- Aim
In the material below, identify each line bearing the word "образовании". Reproduce those lines.

- Records for this exercise
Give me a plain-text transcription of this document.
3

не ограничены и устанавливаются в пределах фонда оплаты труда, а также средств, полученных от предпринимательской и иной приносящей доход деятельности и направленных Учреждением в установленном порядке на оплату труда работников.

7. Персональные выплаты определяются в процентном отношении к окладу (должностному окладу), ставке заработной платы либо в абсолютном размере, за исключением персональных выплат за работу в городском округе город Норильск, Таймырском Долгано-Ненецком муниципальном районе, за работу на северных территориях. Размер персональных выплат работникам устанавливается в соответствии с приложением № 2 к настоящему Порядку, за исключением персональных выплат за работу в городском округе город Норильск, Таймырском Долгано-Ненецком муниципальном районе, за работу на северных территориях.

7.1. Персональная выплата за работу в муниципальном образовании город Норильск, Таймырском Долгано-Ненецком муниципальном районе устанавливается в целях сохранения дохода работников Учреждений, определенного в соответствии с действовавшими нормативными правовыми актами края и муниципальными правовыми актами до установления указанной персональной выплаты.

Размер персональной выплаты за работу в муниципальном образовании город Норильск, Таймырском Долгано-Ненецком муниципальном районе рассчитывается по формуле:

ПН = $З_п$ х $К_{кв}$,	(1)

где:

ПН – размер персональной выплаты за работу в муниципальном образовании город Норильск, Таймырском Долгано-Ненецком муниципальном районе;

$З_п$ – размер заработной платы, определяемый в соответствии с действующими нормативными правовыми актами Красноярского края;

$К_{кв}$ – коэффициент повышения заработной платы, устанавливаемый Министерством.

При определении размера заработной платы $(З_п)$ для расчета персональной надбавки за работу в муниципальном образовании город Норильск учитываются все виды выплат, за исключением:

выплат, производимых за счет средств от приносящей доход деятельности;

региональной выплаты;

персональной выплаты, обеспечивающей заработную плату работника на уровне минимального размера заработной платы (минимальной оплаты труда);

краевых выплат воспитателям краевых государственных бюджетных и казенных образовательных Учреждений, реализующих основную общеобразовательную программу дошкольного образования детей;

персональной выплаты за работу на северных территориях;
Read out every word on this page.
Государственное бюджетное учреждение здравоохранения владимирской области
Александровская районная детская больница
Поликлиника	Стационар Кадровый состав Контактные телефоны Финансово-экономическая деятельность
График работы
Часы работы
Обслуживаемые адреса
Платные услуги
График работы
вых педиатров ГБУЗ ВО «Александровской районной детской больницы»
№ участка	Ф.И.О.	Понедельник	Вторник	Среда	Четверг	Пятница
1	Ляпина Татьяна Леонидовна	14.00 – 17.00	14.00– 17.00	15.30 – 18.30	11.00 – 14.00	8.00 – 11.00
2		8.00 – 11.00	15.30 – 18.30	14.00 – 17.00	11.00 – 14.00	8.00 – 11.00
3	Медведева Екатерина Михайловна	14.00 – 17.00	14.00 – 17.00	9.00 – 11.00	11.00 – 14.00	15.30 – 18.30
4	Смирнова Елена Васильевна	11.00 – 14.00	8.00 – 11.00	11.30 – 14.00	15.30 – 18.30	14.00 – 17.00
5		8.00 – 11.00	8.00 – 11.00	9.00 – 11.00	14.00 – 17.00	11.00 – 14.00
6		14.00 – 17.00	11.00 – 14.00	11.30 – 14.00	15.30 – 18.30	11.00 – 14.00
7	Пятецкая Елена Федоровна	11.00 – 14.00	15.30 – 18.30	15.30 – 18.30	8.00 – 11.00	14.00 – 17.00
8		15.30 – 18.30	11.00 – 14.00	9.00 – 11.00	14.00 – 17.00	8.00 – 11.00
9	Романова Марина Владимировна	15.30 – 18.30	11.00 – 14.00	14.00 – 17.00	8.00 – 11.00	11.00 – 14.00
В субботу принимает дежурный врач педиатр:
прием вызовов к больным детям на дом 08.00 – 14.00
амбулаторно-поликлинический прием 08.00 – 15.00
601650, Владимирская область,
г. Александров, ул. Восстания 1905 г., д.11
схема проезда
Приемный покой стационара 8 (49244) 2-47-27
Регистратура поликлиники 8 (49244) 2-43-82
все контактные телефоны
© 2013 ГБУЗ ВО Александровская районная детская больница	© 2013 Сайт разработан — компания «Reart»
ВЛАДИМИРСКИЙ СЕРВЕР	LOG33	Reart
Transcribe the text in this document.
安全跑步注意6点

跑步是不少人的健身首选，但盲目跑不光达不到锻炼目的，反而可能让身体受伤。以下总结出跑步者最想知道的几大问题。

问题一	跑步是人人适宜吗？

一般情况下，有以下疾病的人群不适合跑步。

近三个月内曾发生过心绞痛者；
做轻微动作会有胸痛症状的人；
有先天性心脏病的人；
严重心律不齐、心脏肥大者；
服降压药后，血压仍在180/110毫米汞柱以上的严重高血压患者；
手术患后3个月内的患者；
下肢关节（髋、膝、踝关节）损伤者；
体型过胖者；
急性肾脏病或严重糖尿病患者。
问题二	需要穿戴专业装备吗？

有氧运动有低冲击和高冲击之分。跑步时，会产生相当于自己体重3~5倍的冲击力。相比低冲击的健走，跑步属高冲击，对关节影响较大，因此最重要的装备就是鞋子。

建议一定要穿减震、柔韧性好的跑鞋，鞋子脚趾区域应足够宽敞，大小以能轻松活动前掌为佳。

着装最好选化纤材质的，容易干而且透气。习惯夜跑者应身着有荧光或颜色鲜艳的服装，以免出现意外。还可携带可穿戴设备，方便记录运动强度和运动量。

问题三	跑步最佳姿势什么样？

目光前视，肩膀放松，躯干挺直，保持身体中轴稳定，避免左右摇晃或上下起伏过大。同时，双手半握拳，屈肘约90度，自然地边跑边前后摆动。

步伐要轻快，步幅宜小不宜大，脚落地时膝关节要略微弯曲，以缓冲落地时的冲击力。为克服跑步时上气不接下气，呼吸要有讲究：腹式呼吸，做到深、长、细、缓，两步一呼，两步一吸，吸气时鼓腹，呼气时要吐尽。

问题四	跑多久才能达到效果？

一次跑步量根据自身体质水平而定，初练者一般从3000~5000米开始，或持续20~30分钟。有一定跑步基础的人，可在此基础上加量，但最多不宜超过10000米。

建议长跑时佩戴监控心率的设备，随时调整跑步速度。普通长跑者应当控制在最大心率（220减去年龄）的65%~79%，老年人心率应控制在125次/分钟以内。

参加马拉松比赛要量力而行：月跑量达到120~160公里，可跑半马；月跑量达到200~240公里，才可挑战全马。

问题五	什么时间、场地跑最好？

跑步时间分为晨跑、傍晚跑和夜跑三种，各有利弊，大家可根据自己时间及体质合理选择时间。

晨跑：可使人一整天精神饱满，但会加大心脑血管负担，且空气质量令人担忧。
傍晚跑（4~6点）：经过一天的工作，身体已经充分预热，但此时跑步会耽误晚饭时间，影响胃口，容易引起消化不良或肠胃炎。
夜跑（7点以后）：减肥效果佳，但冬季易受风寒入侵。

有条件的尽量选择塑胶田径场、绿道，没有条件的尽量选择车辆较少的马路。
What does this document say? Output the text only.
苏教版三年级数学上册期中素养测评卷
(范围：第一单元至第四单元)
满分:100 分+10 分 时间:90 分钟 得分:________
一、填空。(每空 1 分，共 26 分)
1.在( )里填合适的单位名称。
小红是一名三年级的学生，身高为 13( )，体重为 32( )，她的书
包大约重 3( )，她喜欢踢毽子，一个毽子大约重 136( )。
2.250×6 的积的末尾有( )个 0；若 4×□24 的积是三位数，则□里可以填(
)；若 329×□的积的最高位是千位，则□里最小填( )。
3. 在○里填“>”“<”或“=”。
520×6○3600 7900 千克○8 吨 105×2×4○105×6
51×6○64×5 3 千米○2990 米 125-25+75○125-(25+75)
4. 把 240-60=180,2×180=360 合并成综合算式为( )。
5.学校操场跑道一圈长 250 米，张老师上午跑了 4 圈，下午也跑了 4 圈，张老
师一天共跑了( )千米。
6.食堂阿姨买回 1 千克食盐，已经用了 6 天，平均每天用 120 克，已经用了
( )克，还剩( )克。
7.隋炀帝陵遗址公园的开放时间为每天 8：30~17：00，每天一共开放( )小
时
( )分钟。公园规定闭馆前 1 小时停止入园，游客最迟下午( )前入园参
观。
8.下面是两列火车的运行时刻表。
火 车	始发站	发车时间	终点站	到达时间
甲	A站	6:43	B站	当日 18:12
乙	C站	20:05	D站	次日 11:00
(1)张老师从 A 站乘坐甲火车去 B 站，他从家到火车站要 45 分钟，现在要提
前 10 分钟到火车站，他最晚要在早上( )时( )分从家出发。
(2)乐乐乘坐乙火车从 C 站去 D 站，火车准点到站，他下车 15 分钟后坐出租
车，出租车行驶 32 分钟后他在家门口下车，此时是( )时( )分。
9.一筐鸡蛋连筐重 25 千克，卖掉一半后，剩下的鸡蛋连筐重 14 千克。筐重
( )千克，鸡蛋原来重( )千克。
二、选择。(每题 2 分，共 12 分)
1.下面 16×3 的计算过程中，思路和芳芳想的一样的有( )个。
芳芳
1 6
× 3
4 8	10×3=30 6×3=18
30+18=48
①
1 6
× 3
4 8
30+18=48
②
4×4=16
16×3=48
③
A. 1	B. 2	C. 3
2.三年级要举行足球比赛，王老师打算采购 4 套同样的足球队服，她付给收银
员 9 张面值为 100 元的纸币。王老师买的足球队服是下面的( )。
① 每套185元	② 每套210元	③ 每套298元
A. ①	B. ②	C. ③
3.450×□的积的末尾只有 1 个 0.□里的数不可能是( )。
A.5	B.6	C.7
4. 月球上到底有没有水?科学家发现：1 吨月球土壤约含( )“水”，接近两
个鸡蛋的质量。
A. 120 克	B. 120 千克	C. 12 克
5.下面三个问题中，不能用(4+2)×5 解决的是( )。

- Response to this exercise
7.1. Персональная выплата за работу в муниципальном образовании город Норильск, Таймырском Долгано-Ненецком муниципальном районе устанавливается в целях сохранения дохода работников Учреждений, определенного в соответствии с действовавшими нормативными правовыми актами края и муниципальными правовыми актами до установления указанной персональной выплаты.
Размер персональной выплаты за работу в муниципальном образовании город Норильск, Таймырском Долгано-Ненецком муниципальном районе рассчитывается по формуле:
ПН – размер персональной выплаты за работу в муниципальном образовании город Норильск, Таймырском Долгано-Ненецком муниципальном районе;
При определении размера заработной платы $(З_п)$ для расчета персональной надбавки за работу в муниципальном образовании город Норильск учитываются все виды выплат, за исключением:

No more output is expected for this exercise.